**Extracted information**
# # #
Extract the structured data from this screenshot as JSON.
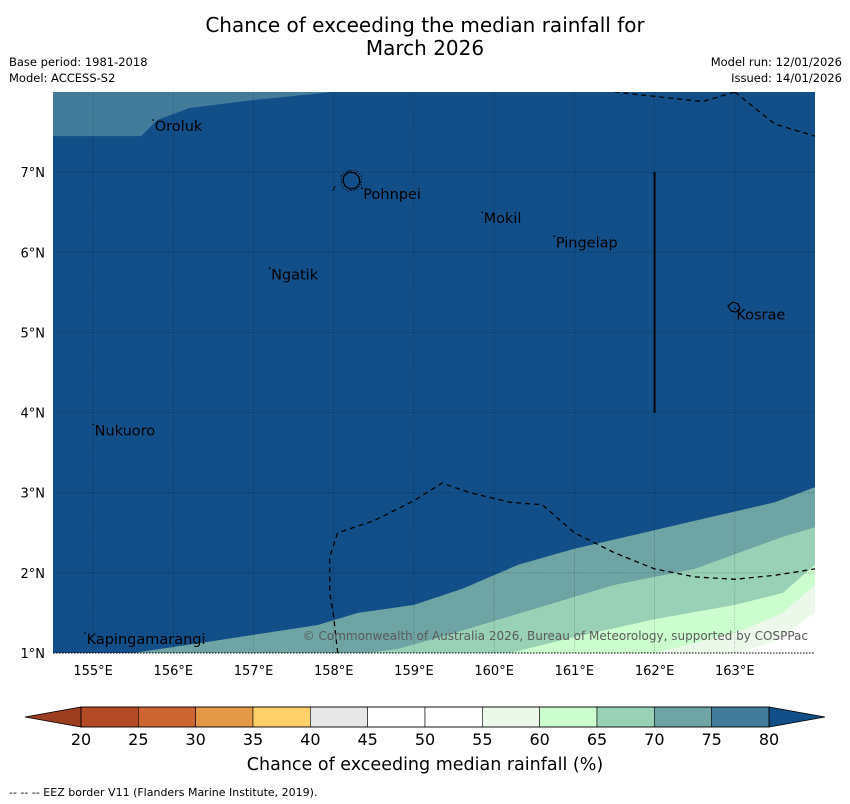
{
  "title_line1": "Chance of exceeding the median rainfall for",
  "title_line2": "March 2026",
  "base_period": "Base period: 1981-2018",
  "model": "Model: ACCESS-S2",
  "model_run": "Model run: 12/01/2026",
  "issued": "Issued: 14/01/2026",
  "copyright": "© Commonwealth of Australia 2026, Bureau of Meteorology, supported by COSPPac",
  "colorbar_label": "Chance of exceeding median rainfall (%)",
  "footnote": "--  --  -- EEZ border V11 (Flanders Marine Institute, 2019).",
  "map": {
    "lon_range": [
      154.5,
      164.0
    ],
    "lat_range": [
      1.0,
      8.0
    ],
    "lon_ticks": [
      {
        "value": 155,
        "label": "155°E"
      },
      {
        "value": 156,
        "label": "156°E"
      },
      {
        "value": 157,
        "label": "157°E"
      },
      {
        "value": 158,
        "label": "158°E"
      },
      {
        "value": 159,
        "label": "159°E"
      },
      {
        "value": 160,
        "label": "160°E"
      },
      {
        "value": 161,
        "label": "161°E"
      },
      {
        "value": 162,
        "label": "162°E"
      },
      {
        "value": 163,
        "label": "163°E"
      }
    ],
    "lat_ticks": [
      {
        "value": 1,
        "label": "1°N"
      },
      {
        "value": 2,
        "label": "2°N"
      },
      {
        "value": 3,
        "label": "3°N"
      },
      {
        "value": 4,
        "label": "4°N"
      },
      {
        "value": 5,
        "label": "5°N"
      },
      {
        "value": 6,
        "label": "6°N"
      },
      {
        "value": 7,
        "label": "7°N"
      }
    ],
    "places": [
      {
        "name": "Oroluk",
        "lon": 155.75,
        "lat": 7.65
      },
      {
        "name": "Pohnpei",
        "lon": 158.35,
        "lat": 6.8
      },
      {
        "name": "Mokil",
        "lon": 159.85,
        "lat": 6.5
      },
      {
        "name": "Pingelap",
        "lon": 160.75,
        "lat": 6.2
      },
      {
        "name": "Ngatik",
        "lon": 157.2,
        "lat": 5.8
      },
      {
        "name": "Kosrae",
        "lon": 163.0,
        "lat": 5.3
      },
      {
        "name": "Nukuoro",
        "lon": 155.0,
        "lat": 3.85
      },
      {
        "name": "Kapingamarangi",
        "lon": 154.9,
        "lat": 1.25
      }
    ],
    "bands": [
      {
        "level": "70-75",
        "boundary": [
          [
            154.5,
            0.95
          ],
          [
            164.0,
            0.95
          ],
          [
            164.0,
            3.07
          ],
          [
            163.5,
            2.88
          ],
          [
            162.5,
            2.65
          ],
          [
            161.0,
            2.3
          ],
          [
            160.3,
            2.1
          ],
          [
            159.6,
            1.8
          ],
          [
            159.0,
            1.6
          ],
          [
            158.3,
            1.5
          ],
          [
            157.8,
            1.35
          ],
          [
            156.5,
            1.15
          ],
          [
            155.5,
            1.0
          ],
          [
            154.5,
            1.0
          ]
        ]
      },
      {
        "level": "65-70",
        "boundary": [
          [
            154.5,
            0.95
          ],
          [
            164.0,
            0.95
          ],
          [
            164.0,
            2.57
          ],
          [
            163.6,
            2.45
          ],
          [
            162.5,
            2.05
          ],
          [
            161.5,
            1.85
          ],
          [
            160.5,
            1.55
          ],
          [
            159.5,
            1.25
          ],
          [
            158.8,
            1.05
          ],
          [
            158.0,
            0.95
          ]
        ]
      },
      {
        "level": "60-65",
        "boundary": [
          [
            154.5,
            0.95
          ],
          [
            164.0,
            0.95
          ],
          [
            164.0,
            2.1
          ],
          [
            163.6,
            1.75
          ],
          [
            163.0,
            1.6
          ],
          [
            162.0,
            1.42
          ],
          [
            161.0,
            1.2
          ],
          [
            160.2,
            1.0
          ],
          [
            159.5,
            0.95
          ]
        ]
      },
      {
        "level": "55-60",
        "boundary": [
          [
            154.5,
            0.95
          ],
          [
            164.0,
            0.95
          ],
          [
            164.0,
            1.85
          ],
          [
            163.6,
            1.5
          ],
          [
            163.0,
            1.25
          ],
          [
            162.0,
            1.0
          ],
          [
            161.5,
            0.95
          ]
        ]
      },
      {
        "level": "50-55",
        "boundary": [
          [
            154.5,
            0.95
          ],
          [
            164.0,
            0.95
          ],
          [
            164.0,
            1.5
          ],
          [
            163.5,
            1.15
          ],
          [
            163.0,
            0.98
          ],
          [
            162.9,
            0.95
          ]
        ]
      }
    ],
    "top_band": {
      "level": "75-80",
      "boundary": [
        [
          154.5,
          8.05
        ],
        [
          154.5,
          7.45
        ],
        [
          155.2,
          7.45
        ],
        [
          155.6,
          7.45
        ],
        [
          155.8,
          7.65
        ],
        [
          156.2,
          7.8
        ],
        [
          157.0,
          7.9
        ],
        [
          157.5,
          7.95
        ],
        [
          158.0,
          8.0
        ],
        [
          158.0,
          8.05
        ]
      ]
    },
    "eez_lines": [
      [
        [
          158.05,
          1.0
        ],
        [
          158.0,
          1.45
        ],
        [
          157.95,
          1.75
        ],
        [
          157.95,
          2.2
        ],
        [
          158.05,
          2.5
        ],
        [
          158.5,
          2.65
        ],
        [
          159.0,
          2.9
        ],
        [
          159.35,
          3.12
        ],
        [
          159.7,
          3.0
        ],
        [
          160.2,
          2.88
        ],
        [
          160.6,
          2.85
        ],
        [
          161.0,
          2.5
        ],
        [
          161.5,
          2.25
        ],
        [
          162.0,
          2.05
        ],
        [
          162.5,
          1.95
        ],
        [
          163.0,
          1.92
        ],
        [
          163.5,
          1.97
        ],
        [
          164.0,
          2.05
        ]
      ],
      [
        [
          161.5,
          8.0
        ],
        [
          162.6,
          7.88
        ],
        [
          163.0,
          8.0
        ]
      ],
      [
        [
          163.0,
          8.0
        ],
        [
          163.5,
          7.6
        ],
        [
          164.0,
          7.45
        ]
      ]
    ],
    "meridian_segment": {
      "lon": 162.0,
      "lat_from": 4.0,
      "lat_to": 7.0
    }
  },
  "colorbar": {
    "min": 20,
    "max": 80,
    "tick_labels": [
      "20",
      "25",
      "30",
      "35",
      "40",
      "45",
      "50",
      "55",
      "60",
      "65",
      "70",
      "75",
      "80"
    ],
    "under_color": "#9c3d20",
    "over_color": "#124e87",
    "bins": [
      {
        "from": 20,
        "to": 25,
        "color": "#b24a26"
      },
      {
        "from": 25,
        "to": 30,
        "color": "#cc6532"
      },
      {
        "from": 30,
        "to": 35,
        "color": "#e39848"
      },
      {
        "from": 35,
        "to": 40,
        "color": "#fdd06a"
      },
      {
        "from": 40,
        "to": 45,
        "color": "#e7e7e7"
      },
      {
        "from": 45,
        "to": 50,
        "color": "#ffffff"
      },
      {
        "from": 50,
        "to": 55,
        "color": "#ffffff"
      },
      {
        "from": 55,
        "to": 60,
        "color": "#ebf8ea"
      },
      {
        "from": 60,
        "to": 65,
        "color": "#ccfdce"
      },
      {
        "from": 65,
        "to": 70,
        "color": "#98d1b6"
      },
      {
        "from": 70,
        "to": 75,
        "color": "#6ea4a3"
      },
      {
        "from": 75,
        "to": 80,
        "color": "#437c9b"
      }
    ]
  }
}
# # #
**Aim of the exercise**
Report the number of lines holding the string "exceeding", without any other words.

**Task solution**
2